# Task requirements
The listing below should be copied in full, word for word.

# Supplied data
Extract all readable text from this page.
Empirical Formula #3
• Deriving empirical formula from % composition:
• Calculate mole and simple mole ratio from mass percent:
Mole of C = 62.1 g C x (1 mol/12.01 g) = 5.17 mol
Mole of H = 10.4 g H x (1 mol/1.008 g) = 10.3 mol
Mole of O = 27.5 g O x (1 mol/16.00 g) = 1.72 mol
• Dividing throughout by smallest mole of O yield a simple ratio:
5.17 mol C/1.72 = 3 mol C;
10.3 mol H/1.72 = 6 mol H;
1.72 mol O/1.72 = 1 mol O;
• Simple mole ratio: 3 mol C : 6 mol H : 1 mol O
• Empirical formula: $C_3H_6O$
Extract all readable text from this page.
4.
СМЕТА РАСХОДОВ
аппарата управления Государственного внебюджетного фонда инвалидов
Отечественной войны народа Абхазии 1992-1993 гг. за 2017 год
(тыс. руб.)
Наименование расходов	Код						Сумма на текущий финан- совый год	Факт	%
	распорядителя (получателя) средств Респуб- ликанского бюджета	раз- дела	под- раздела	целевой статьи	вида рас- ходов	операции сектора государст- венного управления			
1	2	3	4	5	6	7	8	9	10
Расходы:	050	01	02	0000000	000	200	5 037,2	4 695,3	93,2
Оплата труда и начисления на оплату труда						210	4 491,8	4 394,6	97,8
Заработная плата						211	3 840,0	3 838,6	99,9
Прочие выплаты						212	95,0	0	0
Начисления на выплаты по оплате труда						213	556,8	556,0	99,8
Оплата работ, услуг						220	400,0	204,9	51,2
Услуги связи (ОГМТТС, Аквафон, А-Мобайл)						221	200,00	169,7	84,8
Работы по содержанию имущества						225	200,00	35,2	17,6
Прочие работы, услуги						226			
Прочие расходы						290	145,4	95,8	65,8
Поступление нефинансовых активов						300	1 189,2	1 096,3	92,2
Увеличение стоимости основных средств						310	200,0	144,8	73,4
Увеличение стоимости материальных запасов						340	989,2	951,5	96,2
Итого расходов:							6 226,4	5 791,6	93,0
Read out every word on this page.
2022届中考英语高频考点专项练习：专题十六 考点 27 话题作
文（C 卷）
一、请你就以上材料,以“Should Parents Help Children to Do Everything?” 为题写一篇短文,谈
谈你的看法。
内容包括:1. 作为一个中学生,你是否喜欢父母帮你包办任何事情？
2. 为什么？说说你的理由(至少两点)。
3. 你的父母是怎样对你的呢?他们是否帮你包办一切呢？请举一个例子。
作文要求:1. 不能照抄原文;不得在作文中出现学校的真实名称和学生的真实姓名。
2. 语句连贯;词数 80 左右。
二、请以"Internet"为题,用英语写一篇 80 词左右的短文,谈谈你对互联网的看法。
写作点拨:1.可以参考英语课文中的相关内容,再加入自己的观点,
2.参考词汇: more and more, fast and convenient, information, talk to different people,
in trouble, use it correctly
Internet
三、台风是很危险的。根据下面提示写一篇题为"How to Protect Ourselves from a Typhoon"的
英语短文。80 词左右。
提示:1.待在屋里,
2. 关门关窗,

# Answer to this task
Extract all readable text from this page.
Empirical Formula #3
• Deriving empirical formula from % composition:
• Calculate mole and simple mole ratio from mass percent:
Mole of C = 62.1 g C x (1 mol/12.01 g) = 5.17 mol
Mole of H = 10.4 g H x (1 mol/1.008 g) = 10.3 mol
Mole of O = 27.5 g O x (1 mol/16.00 g) = 1.72 mol
• Dividing throughout by smallest mole of O yield a simple ratio:
5.17 mol C/1.72 = 3 mol C;
10.3 mol H/1.72 = 6 mol H;
1.72 mol O/1.72 = 1 mol O;
• Simple mole ratio: 3 mol C : 6 mol H : 1 mol O
• Empirical formula: $C_3H_6O$
Extract all readable text from this page.
4.
СМЕТА РАСХОДОВ
аппарата управления Государственного внебюджетного фонда инвалидов
Отечественной войны народа Абхазии 1992-1993 гг. за 2017 год
(тыс. руб.)
Наименование расходов	Код						Сумма на текущий финан- совый год	Факт	%
	распорядителя (получателя) средств Респуб- ликанского бюджета	раз- дела	под- раздела	целевой статьи	вида рас- ходов	операции сектора государст- венного управления			
1	2	3	4	5	6	7	8	9	10
Расходы:	050	01	02	0000000	000	200	5 037,2	4 695,3	93,2
Оплата труда и начисления на оплату труда						210	4 491,8	4 394,6	97,8
Заработная плата						211	3 840,0	3 838,6	99,9
Прочие выплаты						212	95,0	0	0
Начисления на выплаты по оплате труда						213	556,8	556,0	99,8
Оплата работ, услуг						220	400,0	204,9	51,2
Услуги связи (ОГМТТС, Аквафон, А-Мобайл)						221	200,00	169,7	84,8
Работы по содержанию имущества						225	200,00	35,2	17,6
Прочие работы, услуги						226			
Прочие расходы						290	145,4	95,8	65,8
Поступление нефинансовых активов						300	1 189,2	1 096,3	92,2
Увеличение стоимости основных средств						310	200,0	144,8	73,4
Увеличение стоимости материальных запасов						340	989,2	951,5	96,2
Итого расходов:							6 226,4	5 791,6	93,0
Read out every word on this page.
2022届中考英语高频考点专项练习：专题十六 考点 27 话题作
文（C 卷）
一、请你就以上材料,以“Should Parents Help Children to Do Everything?” 为题写一篇短文,谈
谈你的看法。
内容包括:1. 作为一个中学生,你是否喜欢父母帮你包办任何事情？
2. 为什么？说说你的理由(至少两点)。
3. 你的父母是怎样对你的呢?他们是否帮你包办一切呢？请举一个例子。
作文要求:1. 不能照抄原文;不得在作文中出现学校的真实名称和学生的真实姓名。
2. 语句连贯;词数 80 左右。
二、请以"Internet"为题,用英语写一篇 80 词左右的短文,谈谈你对互联网的看法。
写作点拨:1.可以参考英语课文中的相关内容,再加入自己的观点,
2.参考词汇: more and more, fast and convenient, information, talk to different people,
in trouble, use it correctly
Internet
三、台风是很危险的。根据下面提示写一篇题为"How to Protect Ourselves from a Typhoon"的
英语短文。80 词左右。
提示:1.待在屋里,
2. 关门关窗,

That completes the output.